─── LISTED ENTRIES ───

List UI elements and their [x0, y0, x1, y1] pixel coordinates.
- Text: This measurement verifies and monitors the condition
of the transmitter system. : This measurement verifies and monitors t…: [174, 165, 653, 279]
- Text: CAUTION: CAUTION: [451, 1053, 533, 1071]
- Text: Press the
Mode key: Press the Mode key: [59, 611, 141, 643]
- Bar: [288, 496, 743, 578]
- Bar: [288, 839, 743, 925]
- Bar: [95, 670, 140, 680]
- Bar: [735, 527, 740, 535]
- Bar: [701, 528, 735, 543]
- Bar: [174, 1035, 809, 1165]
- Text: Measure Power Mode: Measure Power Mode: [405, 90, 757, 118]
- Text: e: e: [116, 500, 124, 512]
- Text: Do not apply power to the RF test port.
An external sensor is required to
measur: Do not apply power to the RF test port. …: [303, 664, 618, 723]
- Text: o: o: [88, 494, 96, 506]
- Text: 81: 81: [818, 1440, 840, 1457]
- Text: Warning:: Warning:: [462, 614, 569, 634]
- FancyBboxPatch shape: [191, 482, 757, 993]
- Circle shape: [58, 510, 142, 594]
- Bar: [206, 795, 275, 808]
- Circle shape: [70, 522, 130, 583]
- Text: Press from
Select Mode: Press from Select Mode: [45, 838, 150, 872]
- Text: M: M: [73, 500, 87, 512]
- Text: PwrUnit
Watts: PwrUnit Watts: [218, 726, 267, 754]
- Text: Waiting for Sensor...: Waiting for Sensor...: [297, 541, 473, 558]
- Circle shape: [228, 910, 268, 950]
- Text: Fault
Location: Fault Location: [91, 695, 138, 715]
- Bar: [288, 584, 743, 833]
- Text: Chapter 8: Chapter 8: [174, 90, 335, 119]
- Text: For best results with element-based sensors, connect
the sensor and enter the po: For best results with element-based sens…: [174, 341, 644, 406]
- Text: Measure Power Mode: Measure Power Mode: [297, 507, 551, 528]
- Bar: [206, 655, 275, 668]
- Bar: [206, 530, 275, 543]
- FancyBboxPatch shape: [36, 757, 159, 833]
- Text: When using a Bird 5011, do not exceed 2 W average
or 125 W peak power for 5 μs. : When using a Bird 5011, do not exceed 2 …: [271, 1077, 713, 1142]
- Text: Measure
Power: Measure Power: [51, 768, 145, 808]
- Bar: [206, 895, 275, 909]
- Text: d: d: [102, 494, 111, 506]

───

● **STATED TASK**: Please write out every line of the rows above, keeping each one identical to its original.

● **RESPONSE FOR THIS EXERCISE**:
List UI elements and their [x0, y0, x1, y1] pixel coordinates.
- Text: This measurement verifies and monitors the condition
of the transmitter system. : This measurement verifies and monitors t…: [174, 165, 653, 279]
- Text: CAUTION: CAUTION: [451, 1053, 533, 1071]
- Text: Press the
Mode key: Press the Mode key: [59, 611, 141, 643]
- Bar: [288, 496, 743, 578]
- Bar: [288, 839, 743, 925]
- Bar: [95, 670, 140, 680]
- Bar: [735, 527, 740, 535]
- Bar: [701, 528, 735, 543]
- Bar: [174, 1035, 809, 1165]
- Text: Measure Power Mode: Measure Power Mode: [405, 90, 757, 118]
- Text: e: e: [116, 500, 124, 512]
- Text: Do not apply power to the RF test port.
An external sensor is required to
measur: Do not apply power to the RF test port. …: [303, 664, 618, 723]
- Text: o: o: [88, 494, 96, 506]
- Text: 81: 81: [818, 1440, 840, 1457]
- Text: Warning:: Warning:: [462, 614, 569, 634]
- FancyBboxPatch shape: [191, 482, 757, 993]
- Circle shape: [58, 510, 142, 594]
- Bar: [206, 795, 275, 808]
- Circle shape: [70, 522, 130, 583]
- Text: Press from
Select Mode: Press from Select Mode: [45, 838, 150, 872]
- Text: M: M: [73, 500, 87, 512]
- Text: PwrUnit
Watts: PwrUnit Watts: [218, 726, 267, 754]
- Text: Waiting for Sensor...: Waiting for Sensor...: [297, 541, 473, 558]
- Circle shape: [228, 910, 268, 950]
- Text: Fault
Location: Fault Location: [91, 695, 138, 715]
- Bar: [288, 584, 743, 833]
- Text: Chapter 8: Chapter 8: [174, 90, 335, 119]
- Text: For best results with element-based sensors, connect
the sensor and enter the po: For best results with element-based sens…: [174, 341, 644, 406]
- Text: Measure Power Mode: Measure Power Mode: [297, 507, 551, 528]
- Bar: [206, 655, 275, 668]
- Bar: [206, 530, 275, 543]
- FancyBboxPatch shape: [36, 757, 159, 833]
- Text: When using a Bird 5011, do not exceed 2 W average
or 125 W peak power for 5 μs. : When using a Bird 5011, do not exceed 2 …: [271, 1077, 713, 1142]
- Text: Measure
Power: Measure Power: [51, 768, 145, 808]
- Bar: [206, 895, 275, 909]
- Text: d: d: [102, 494, 111, 506]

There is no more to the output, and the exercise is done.